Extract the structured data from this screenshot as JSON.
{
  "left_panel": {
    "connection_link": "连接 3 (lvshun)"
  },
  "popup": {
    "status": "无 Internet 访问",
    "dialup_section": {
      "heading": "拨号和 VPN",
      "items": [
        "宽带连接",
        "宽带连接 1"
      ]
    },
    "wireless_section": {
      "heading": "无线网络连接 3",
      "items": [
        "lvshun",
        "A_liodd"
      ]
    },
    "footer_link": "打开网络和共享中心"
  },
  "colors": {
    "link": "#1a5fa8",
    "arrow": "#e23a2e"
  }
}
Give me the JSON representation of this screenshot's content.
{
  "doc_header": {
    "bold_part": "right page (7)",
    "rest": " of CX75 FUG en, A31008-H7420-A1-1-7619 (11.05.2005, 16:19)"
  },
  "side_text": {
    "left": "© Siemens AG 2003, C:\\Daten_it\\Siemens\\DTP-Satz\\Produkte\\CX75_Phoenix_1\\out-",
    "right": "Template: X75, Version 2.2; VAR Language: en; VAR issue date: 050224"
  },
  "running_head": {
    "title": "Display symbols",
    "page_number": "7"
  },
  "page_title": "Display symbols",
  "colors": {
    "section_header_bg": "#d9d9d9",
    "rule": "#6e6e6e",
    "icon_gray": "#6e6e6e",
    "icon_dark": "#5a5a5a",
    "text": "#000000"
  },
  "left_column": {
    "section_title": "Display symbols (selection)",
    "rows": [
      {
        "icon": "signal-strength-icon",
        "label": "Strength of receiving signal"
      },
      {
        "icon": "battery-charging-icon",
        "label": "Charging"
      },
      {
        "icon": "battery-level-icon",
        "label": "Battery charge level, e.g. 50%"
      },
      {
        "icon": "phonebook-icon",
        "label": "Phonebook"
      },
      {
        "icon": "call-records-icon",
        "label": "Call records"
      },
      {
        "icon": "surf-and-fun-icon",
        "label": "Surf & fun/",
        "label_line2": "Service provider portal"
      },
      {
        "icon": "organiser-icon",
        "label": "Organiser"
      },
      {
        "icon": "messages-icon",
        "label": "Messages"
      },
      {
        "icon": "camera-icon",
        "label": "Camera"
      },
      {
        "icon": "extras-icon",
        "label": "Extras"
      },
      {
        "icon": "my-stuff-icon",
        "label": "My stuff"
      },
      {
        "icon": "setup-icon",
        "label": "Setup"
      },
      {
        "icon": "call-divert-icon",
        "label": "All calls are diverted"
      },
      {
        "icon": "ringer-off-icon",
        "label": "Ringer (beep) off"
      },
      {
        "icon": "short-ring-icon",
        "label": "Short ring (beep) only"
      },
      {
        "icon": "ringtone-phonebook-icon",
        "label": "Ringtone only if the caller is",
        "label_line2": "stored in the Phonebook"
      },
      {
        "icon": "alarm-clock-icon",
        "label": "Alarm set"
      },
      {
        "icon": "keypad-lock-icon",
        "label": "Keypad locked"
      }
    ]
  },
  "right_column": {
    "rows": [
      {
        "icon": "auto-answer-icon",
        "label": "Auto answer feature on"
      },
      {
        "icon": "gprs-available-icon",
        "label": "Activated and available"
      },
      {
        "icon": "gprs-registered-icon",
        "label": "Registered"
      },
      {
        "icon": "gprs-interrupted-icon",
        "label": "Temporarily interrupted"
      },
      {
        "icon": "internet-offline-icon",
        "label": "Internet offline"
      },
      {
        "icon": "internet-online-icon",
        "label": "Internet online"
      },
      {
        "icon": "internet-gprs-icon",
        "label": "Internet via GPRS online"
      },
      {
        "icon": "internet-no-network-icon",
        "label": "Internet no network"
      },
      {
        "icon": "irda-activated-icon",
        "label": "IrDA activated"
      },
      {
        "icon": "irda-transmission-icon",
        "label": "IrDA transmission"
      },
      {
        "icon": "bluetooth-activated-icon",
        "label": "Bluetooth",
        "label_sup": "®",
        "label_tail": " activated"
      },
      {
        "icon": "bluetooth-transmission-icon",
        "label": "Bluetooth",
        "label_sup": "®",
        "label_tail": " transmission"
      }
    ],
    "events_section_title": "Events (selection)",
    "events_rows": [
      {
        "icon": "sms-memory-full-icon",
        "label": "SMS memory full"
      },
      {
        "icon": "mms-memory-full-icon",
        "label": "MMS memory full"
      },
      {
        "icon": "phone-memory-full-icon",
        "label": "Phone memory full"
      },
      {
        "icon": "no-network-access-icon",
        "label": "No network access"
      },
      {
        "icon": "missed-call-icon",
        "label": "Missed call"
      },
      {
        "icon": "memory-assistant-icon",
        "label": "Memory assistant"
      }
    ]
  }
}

----------

● **EXERCISE**
Copy every line exactly. Leave nothing out.

● **TASK ANSWER**
Extract the structured data from this screenshot as JSON.
{
  "left_panel": {
    "connection_link": "连接 3 (lvshun)"
  },
  "popup": {
    "status": "无 Internet 访问",
    "dialup_section": {
      "heading": "拨号和 VPN",
      "items": [
        "宽带连接",
        "宽带连接 1"
      ]
    },
    "wireless_section": {
      "heading": "无线网络连接 3",
      "items": [
        "lvshun",
        "A_liodd"
      ]
    },
    "footer_link": "打开网络和共享中心"
  },
  "colors": {
    "link": "#1a5fa8",
    "arrow": "#e23a2e"
  }
}
Give me the JSON representation of this screenshot's content.
{
  "doc_header": {
    "bold_part": "right page (7)",
    "rest": " of CX75 FUG en, A31008-H7420-A1-1-7619 (11.05.2005, 16:19)"
  },
  "side_text": {
    "left": "© Siemens AG 2003, C:\\Daten_it\\Siemens\\DTP-Satz\\Produkte\\CX75_Phoenix_1\\out-",
    "right": "Template: X75, Version 2.2; VAR Language: en; VAR issue date: 050224"
  },
  "running_head": {
    "title": "Display symbols",
    "page_number": "7"
  },
  "page_title": "Display symbols",
  "colors": {
    "section_header_bg": "#d9d9d9",
    "rule": "#6e6e6e",
    "icon_gray": "#6e6e6e",
    "icon_dark": "#5a5a5a",
    "text": "#000000"
  },
  "left_column": {
    "section_title": "Display symbols (selection)",
    "rows": [
      {
        "icon": "signal-strength-icon",
        "label": "Strength of receiving signal"
      },
      {
        "icon": "battery-charging-icon",
        "label": "Charging"
      },
      {
        "icon": "battery-level-icon",
        "label": "Battery charge level, e.g. 50%"
      },
      {
        "icon": "phonebook-icon",
        "label": "Phonebook"
      },
      {
        "icon": "call-records-icon",
        "label": "Call records"
      },
      {
        "icon": "surf-and-fun-icon",
        "label": "Surf & fun/",
        "label_line2": "Service provider portal"
      },
      {
        "icon": "organiser-icon",
        "label": "Organiser"
      },
      {
        "icon": "messages-icon",
        "label": "Messages"
      },
      {
        "icon": "camera-icon",
        "label": "Camera"
      },
      {
        "icon": "extras-icon",
        "label": "Extras"
      },
      {
        "icon": "my-stuff-icon",
        "label": "My stuff"
      },
      {
        "icon": "setup-icon",
        "label": "Setup"
      },
      {
        "icon": "call-divert-icon",
        "label": "All calls are diverted"
      },
      {
        "icon": "ringer-off-icon",
        "label": "Ringer (beep) off"
      },
      {
        "icon": "short-ring-icon",
        "label": "Short ring (beep) only"
      },
      {
        "icon": "ringtone-phonebook-icon",
        "label": "Ringtone only if the caller is",
        "label_line2": "stored in the Phonebook"
      },
      {
        "icon": "alarm-clock-icon",
        "label": "Alarm set"
      },
      {
        "icon": "keypad-lock-icon",
        "label": "Keypad locked"
      }
    ]
  },
  "right_column": {
    "rows": [
      {
        "icon": "auto-answer-icon",
        "label": "Auto answer feature on"
      },
      {
        "icon": "gprs-available-icon",
        "label": "Activated and available"
      },
      {
        "icon": "gprs-registered-icon",
        "label": "Registered"
      },
      {
        "icon": "gprs-interrupted-icon",
        "label": "Temporarily interrupted"
      },
      {
        "icon": "internet-offline-icon",
        "label": "Internet offline"
      },
      {
        "icon": "internet-online-icon",
        "label": "Internet online"
      },
      {
        "icon": "internet-gprs-icon",
        "label": "Internet via GPRS online"
      },
      {
        "icon": "internet-no-network-icon",
        "label": "Internet no network"
      },
      {
        "icon": "irda-activated-icon",
        "label": "IrDA activated"
      },
      {
        "icon": "irda-transmission-icon",
        "label": "IrDA transmission"
      },
      {
        "icon": "bluetooth-activated-icon",
        "label": "Bluetooth",
        "label_sup": "®",
        "label_tail": " activated"
      },
      {
        "icon": "bluetooth-transmission-icon",
        "label": "Bluetooth",
        "label_sup": "®",
        "label_tail": " transmission"
      }
    ],
    "events_section_title": "Events (selection)",
    "events_rows": [
      {
        "icon": "sms-memory-full-icon",
        "label": "SMS memory full"
      },
      {
        "icon": "mms-memory-full-icon",
        "label": "MMS memory full"
      },
      {
        "icon": "phone-memory-full-icon",
        "label": "Phone memory full"
      },
      {
        "icon": "no-network-access-icon",
        "label": "No network access"
      },
      {
        "icon": "missed-call-icon",
        "label": "Missed call"
      },
      {
        "icon": "memory-assistant-icon",
        "label": "Memory assistant"
      }
    ]
  }
}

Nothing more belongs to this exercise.